# JOB:
Search the material for "JSON" and show all lines that contain it.

* * * * *

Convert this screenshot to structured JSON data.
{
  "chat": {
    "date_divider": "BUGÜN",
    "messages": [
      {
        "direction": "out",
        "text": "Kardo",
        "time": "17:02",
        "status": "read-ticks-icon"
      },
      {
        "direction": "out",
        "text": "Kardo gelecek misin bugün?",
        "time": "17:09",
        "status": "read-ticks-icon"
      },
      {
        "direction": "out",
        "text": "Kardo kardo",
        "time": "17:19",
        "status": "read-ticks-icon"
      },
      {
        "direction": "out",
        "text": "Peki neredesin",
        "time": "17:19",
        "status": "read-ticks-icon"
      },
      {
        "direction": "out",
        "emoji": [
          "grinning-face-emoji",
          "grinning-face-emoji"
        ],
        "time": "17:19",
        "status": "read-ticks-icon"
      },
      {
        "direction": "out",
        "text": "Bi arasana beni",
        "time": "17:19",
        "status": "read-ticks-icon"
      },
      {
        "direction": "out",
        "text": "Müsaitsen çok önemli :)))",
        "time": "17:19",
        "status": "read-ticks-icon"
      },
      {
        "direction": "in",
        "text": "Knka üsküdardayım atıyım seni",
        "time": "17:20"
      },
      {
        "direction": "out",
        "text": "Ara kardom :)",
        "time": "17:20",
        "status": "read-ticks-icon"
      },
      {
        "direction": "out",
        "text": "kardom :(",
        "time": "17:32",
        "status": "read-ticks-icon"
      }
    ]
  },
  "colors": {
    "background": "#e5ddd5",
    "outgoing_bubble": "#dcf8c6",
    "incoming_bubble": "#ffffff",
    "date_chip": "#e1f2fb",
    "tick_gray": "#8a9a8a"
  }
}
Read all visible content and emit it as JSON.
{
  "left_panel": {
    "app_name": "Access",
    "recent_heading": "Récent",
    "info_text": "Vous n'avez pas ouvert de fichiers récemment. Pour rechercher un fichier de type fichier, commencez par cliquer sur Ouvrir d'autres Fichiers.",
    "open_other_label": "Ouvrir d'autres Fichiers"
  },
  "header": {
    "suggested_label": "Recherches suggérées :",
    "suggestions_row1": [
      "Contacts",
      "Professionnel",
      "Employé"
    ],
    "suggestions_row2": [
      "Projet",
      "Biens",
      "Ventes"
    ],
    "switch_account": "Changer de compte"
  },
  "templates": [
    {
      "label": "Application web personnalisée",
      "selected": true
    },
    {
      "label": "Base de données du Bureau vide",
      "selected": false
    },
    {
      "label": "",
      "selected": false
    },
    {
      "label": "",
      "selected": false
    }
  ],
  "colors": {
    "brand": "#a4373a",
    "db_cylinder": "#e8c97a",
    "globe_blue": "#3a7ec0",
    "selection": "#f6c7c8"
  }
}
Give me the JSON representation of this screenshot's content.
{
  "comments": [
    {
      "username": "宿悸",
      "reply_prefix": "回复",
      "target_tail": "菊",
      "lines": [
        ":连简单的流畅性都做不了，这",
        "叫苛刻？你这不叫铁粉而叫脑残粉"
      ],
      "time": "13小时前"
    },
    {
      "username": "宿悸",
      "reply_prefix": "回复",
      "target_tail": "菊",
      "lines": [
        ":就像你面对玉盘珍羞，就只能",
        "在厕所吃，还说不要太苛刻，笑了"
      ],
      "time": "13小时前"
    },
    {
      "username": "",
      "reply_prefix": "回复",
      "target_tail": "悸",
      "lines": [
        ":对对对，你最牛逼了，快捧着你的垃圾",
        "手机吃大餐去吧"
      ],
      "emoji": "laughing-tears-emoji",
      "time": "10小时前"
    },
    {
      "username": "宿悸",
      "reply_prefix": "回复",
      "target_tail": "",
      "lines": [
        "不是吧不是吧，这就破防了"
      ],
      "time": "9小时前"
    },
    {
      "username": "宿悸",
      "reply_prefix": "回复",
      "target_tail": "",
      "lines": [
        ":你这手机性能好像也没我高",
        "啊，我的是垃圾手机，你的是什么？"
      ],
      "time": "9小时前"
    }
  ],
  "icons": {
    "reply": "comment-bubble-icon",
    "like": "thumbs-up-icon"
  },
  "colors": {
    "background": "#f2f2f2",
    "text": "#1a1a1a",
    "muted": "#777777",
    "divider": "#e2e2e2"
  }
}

* * * * *

# CORRECT OUTPUT:
Convert this screenshot to structured JSON data.
Read all visible content and emit it as JSON.
Give me the JSON representation of this screenshot's content.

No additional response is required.